▸ Written task
Collect each line containing "going".

----- Record excerpts -----

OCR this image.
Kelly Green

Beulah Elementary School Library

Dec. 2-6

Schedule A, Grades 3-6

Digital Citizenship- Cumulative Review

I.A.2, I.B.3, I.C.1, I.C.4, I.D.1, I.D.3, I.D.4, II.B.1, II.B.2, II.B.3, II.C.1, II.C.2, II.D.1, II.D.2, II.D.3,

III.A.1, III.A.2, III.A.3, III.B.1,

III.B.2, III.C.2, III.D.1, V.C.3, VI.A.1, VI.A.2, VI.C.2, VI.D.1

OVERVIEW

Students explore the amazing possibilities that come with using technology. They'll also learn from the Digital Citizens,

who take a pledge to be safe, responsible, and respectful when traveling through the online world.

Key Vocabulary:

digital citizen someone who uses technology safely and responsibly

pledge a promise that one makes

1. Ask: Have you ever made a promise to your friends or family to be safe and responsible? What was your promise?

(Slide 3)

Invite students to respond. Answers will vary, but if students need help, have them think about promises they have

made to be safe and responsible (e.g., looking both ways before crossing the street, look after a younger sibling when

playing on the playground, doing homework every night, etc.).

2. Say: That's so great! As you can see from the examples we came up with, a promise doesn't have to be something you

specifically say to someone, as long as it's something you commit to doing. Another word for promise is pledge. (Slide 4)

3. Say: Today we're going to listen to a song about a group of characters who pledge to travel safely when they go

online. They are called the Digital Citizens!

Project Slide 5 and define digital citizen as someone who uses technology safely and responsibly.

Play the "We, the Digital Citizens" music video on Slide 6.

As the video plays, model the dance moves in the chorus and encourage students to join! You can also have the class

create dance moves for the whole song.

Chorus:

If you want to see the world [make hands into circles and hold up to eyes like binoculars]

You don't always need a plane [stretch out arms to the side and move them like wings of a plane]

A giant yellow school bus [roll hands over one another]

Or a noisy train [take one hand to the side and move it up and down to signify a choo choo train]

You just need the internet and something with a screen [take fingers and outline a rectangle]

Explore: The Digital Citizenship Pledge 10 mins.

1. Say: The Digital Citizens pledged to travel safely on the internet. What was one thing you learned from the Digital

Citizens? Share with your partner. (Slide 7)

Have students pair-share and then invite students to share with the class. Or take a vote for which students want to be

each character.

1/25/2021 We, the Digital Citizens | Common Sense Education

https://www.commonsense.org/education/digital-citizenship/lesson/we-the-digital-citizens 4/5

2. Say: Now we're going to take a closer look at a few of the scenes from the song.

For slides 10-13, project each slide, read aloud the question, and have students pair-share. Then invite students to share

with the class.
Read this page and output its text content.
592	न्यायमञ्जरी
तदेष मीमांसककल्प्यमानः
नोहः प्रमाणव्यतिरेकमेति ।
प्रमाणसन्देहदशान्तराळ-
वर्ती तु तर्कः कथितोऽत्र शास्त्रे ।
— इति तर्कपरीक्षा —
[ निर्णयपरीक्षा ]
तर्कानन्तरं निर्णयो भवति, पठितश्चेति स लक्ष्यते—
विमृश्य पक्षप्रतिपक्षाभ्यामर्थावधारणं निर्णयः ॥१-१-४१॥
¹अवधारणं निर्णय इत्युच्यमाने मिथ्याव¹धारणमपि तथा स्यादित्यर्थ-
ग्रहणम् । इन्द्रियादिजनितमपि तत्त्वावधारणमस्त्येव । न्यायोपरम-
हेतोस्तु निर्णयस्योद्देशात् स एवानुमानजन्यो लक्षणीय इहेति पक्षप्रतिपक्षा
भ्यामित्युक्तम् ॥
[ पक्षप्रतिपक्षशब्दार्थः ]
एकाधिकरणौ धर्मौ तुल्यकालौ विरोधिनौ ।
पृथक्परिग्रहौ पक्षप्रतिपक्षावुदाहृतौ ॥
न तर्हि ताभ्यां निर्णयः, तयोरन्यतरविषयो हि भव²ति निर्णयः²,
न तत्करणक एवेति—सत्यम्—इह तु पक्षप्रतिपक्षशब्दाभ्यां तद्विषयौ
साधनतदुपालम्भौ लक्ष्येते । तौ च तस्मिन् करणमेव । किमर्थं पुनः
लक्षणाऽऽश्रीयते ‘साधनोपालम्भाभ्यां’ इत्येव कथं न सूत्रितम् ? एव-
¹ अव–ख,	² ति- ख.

-----

▸ Complete output
3. Say: Today we're going to listen to a song about a group of characters who pledge to travel safely when they go
2. Say: Now we're going to take a closer look at a few of the scenes from the song.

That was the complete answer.